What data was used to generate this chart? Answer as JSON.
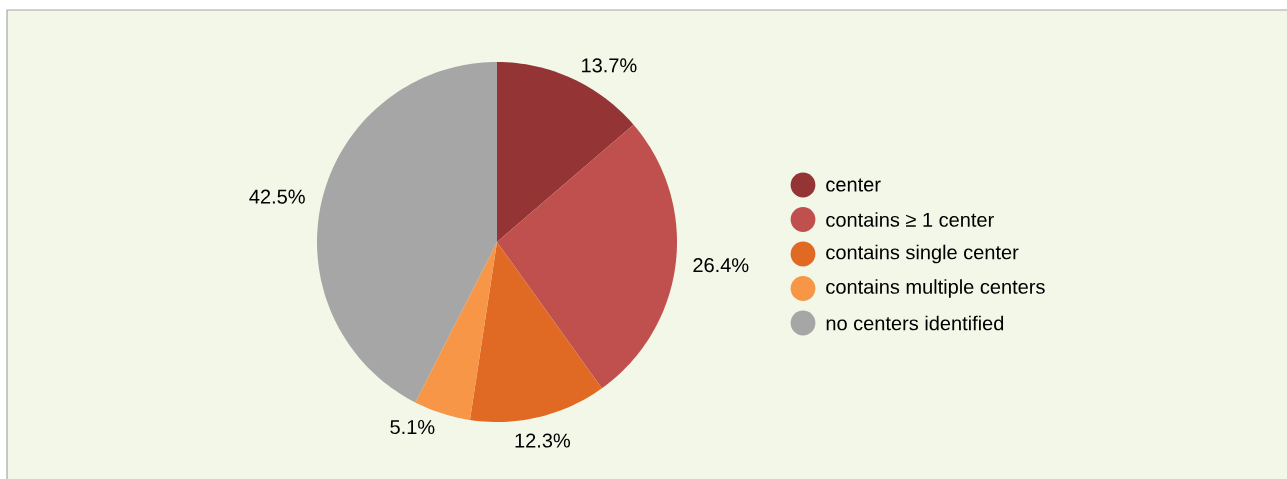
{
  "chart_data": {
    "type": "pie",
    "categories": [
      "center",
      "contains ≥ 1 center",
      "contains single center",
      "contains multiple centers",
      "no centers identified"
    ],
    "values": [
      13.7,
      26.4,
      12.3,
      5.1,
      42.5
    ],
    "value_labels": [
      "13.7%",
      "26.4%",
      "12.3%",
      "5.1%",
      "42.5%"
    ],
    "colors": [
      "#943434",
      "#c0504d",
      "#e06a24",
      "#f79646",
      "#a6a6a6"
    ],
    "legend": "right"
  }
}
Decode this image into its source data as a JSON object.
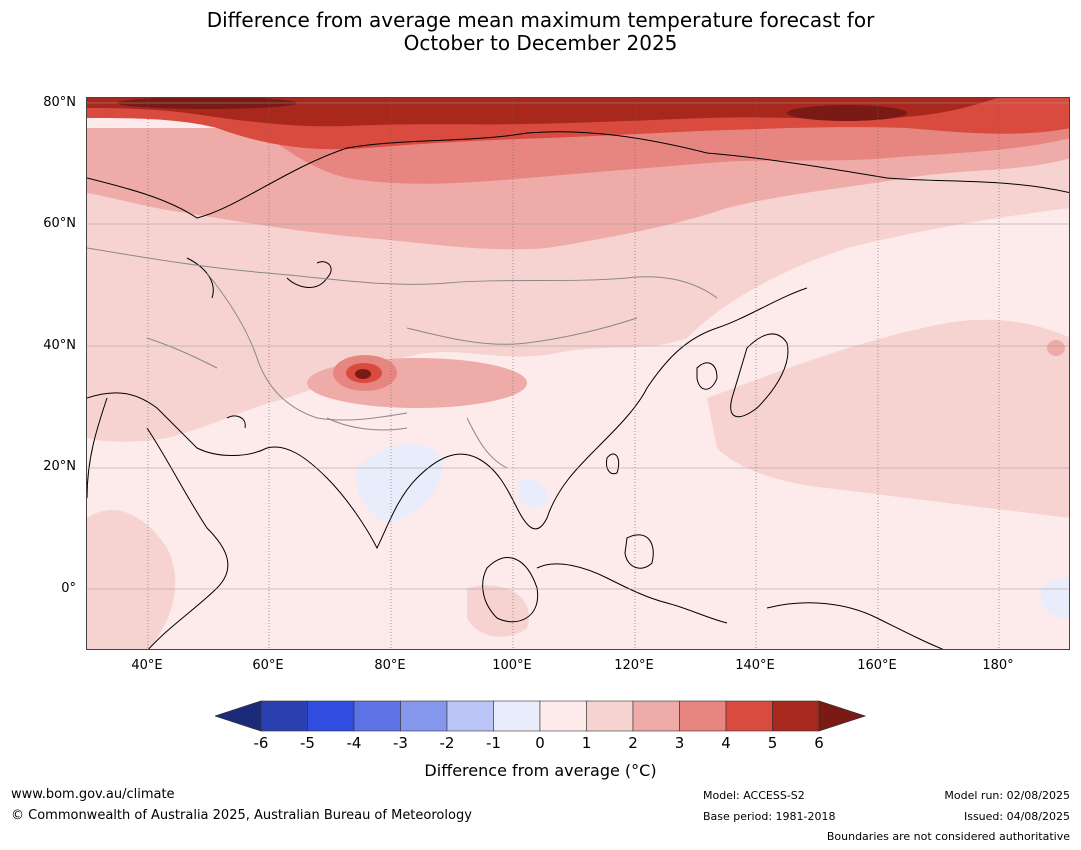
{
  "title_line1": "Difference from average mean maximum temperature forecast for",
  "title_line2": "October to December 2025",
  "lat_labels": [
    "80°N",
    "60°N",
    "40°N",
    "20°N",
    "0°"
  ],
  "lon_labels": [
    "40°E",
    "60°E",
    "80°E",
    "100°E",
    "120°E",
    "140°E",
    "160°E",
    "180°"
  ],
  "colorbar": {
    "ticks": [
      "-6",
      "-5",
      "-4",
      "-3",
      "-2",
      "-1",
      "0",
      "1",
      "2",
      "3",
      "4",
      "5",
      "6"
    ],
    "colors": [
      "#1c2a7a",
      "#2a3fb0",
      "#2f4ee0",
      "#5c72e6",
      "#8597ec",
      "#bcc6f6",
      "#e8ecfb",
      "#fdeaea",
      "#f6d3d1",
      "#eeaba7",
      "#e78681",
      "#d94a3f",
      "#a8281e",
      "#7a1a14"
    ],
    "label": "Difference from average (°C)"
  },
  "footer": {
    "website": "www.bom.gov.au/climate",
    "copyright": "© Commonwealth of Australia 2025, Australian Bureau of Meteorology",
    "model": "Model: ACCESS-S2",
    "base_period": "Base period: 1981-2018",
    "model_run": "Model run: 02/08/2025",
    "issued": "Issued: 04/08/2025",
    "disclaimer": "Boundaries are not considered authoritative"
  }
}
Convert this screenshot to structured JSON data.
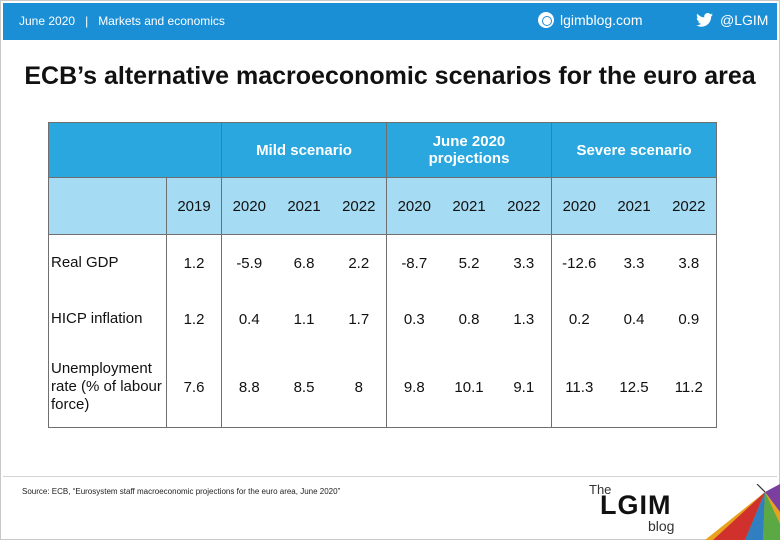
{
  "header": {
    "date": "June 2020",
    "separator": "|",
    "section": "Markets and economics",
    "site": "lgimblog.com",
    "twitter": "@LGIM"
  },
  "title": "ECB’s alternative macroeconomic scenarios for the euro area",
  "table": {
    "groups": [
      "Mild scenario",
      "June 2020 projections",
      "Severe scenario"
    ],
    "years": [
      "2019",
      "2020",
      "2021",
      "2022",
      "2020",
      "2021",
      "2022",
      "2020",
      "2021",
      "2022"
    ],
    "rows": [
      {
        "label": "Real GDP",
        "values": [
          "1.2",
          "-5.9",
          "6.8",
          "2.2",
          "-8.7",
          "5.2",
          "3.3",
          "-12.6",
          "3.3",
          "3.8"
        ]
      },
      {
        "label": "HICP inflation",
        "values": [
          "1.2",
          "0.4",
          "1.1",
          "1.7",
          "0.3",
          "0.8",
          "1.3",
          "0.2",
          "0.4",
          "0.9"
        ]
      },
      {
        "label": "Unemployment rate (% of labour force)",
        "values": [
          "7.6",
          "8.8",
          "8.5",
          "8",
          "9.8",
          "10.1",
          "9.1",
          "11.3",
          "12.5",
          "11.2"
        ]
      }
    ]
  },
  "source": "Source: ECB, “Eurosystem staff macroeconomic projections for the euro area, June 2020”",
  "logo": {
    "the": "The",
    "main": "LGIM",
    "blog": "blog"
  },
  "icons": {
    "site": "globe-icon",
    "twitter": "twitter-bird-icon",
    "logo": "umbrella-logo-icon"
  },
  "colors": {
    "topbar": "#1a8fd6",
    "header_dark": "#2aa7de",
    "header_light": "#a6dcf3"
  }
}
================================
Stated problem = Leave the pictures out and write out every entry exactly as given.

Expected answer =
What data was used to generate this chart? Answer as JSON.
{
  "chart_data": {
    "type": "pie",
    "categories": [
      "center",
      "contains ≥ 1 center",
      "contains single center",
      "contains multiple centers",
      "no centers identified"
    ],
    "values": [
      13.7,
      26.4,
      12.3,
      5.1,
      42.5
    ],
    "value_labels": [
      "13.7%",
      "26.4%",
      "12.3%",
      "5.1%",
      "42.5%"
    ],
    "colors": [
      "#943434",
      "#c0504d",
      "#e06a24",
      "#f79646",
      "#a6a6a6"
    ],
    "legend": "right"
  }
}
Decode this image into its source data as a JSON object.
{
  "title_line1": "Difference from average mean maximum temperature forecast for",
  "title_line2": "October to December 2025",
  "lat_labels": [
    "80°N",
    "60°N",
    "40°N",
    "20°N",
    "0°"
  ],
  "lon_labels": [
    "40°E",
    "60°E",
    "80°E",
    "100°E",
    "120°E",
    "140°E",
    "160°E",
    "180°"
  ],
  "colorbar": {
    "ticks": [
      "-6",
      "-5",
      "-4",
      "-3",
      "-2",
      "-1",
      "0",
      "1",
      "2",
      "3",
      "4",
      "5",
      "6"
    ],
    "colors": [
      "#1c2a7a",
      "#2a3fb0",
      "#2f4ee0",
      "#5c72e6",
      "#8597ec",
      "#bcc6f6",
      "#e8ecfb",
      "#fdeaea",
      "#f6d3d1",
      "#eeaba7",
      "#e78681",
      "#d94a3f",
      "#a8281e",
      "#7a1a14"
    ],
    "label": "Difference from average (°C)"
  },
  "footer": {
    "website": "www.bom.gov.au/climate",
    "copyright": "© Commonwealth of Australia 2025, Australian Bureau of Meteorology",
    "model": "Model: ACCESS-S2",
    "base_period": "Base period: 1981-2018",
    "model_run": "Model run: 02/08/2025",
    "issued": "Issued: 04/08/2025",
    "disclaimer": "Boundaries are not considered authoritative"
  }
}
Convert this screenshot to structured JSON data.
{
  "header": {
    "date": "June 2020",
    "separator": "|",
    "section": "Markets and economics",
    "site": "lgimblog.com",
    "twitter": "@LGIM"
  },
  "title": "ECB’s alternative macroeconomic scenarios for the euro area",
  "table": {
    "groups": [
      "Mild scenario",
      "June 2020 projections",
      "Severe scenario"
    ],
    "years": [
      "2019",
      "2020",
      "2021",
      "2022",
      "2020",
      "2021",
      "2022",
      "2020",
      "2021",
      "2022"
    ],
    "rows": [
      {
        "label": "Real GDP",
        "values": [
          "1.2",
          "-5.9",
          "6.8",
          "2.2",
          "-8.7",
          "5.2",
          "3.3",
          "-12.6",
          "3.3",
          "3.8"
        ]
      },
      {
        "label": "HICP inflation",
        "values": [
          "1.2",
          "0.4",
          "1.1",
          "1.7",
          "0.3",
          "0.8",
          "1.3",
          "0.2",
          "0.4",
          "0.9"
        ]
      },
      {
        "label": "Unemployment rate (% of labour force)",
        "values": [
          "7.6",
          "8.8",
          "8.5",
          "8",
          "9.8",
          "10.1",
          "9.1",
          "11.3",
          "12.5",
          "11.2"
        ]
      }
    ]
  },
  "source": "Source: ECB, “Eurosystem staff macroeconomic projections for the euro area, June 2020”",
  "logo": {
    "the": "The",
    "main": "LGIM",
    "blog": "blog"
  },
  "icons": {
    "site": "globe-icon",
    "twitter": "twitter-bird-icon",
    "logo": "umbrella-logo-icon"
  },
  "colors": {
    "topbar": "#1a8fd6",
    "header_dark": "#2aa7de",
    "header_light": "#a6dcf3"
  }
}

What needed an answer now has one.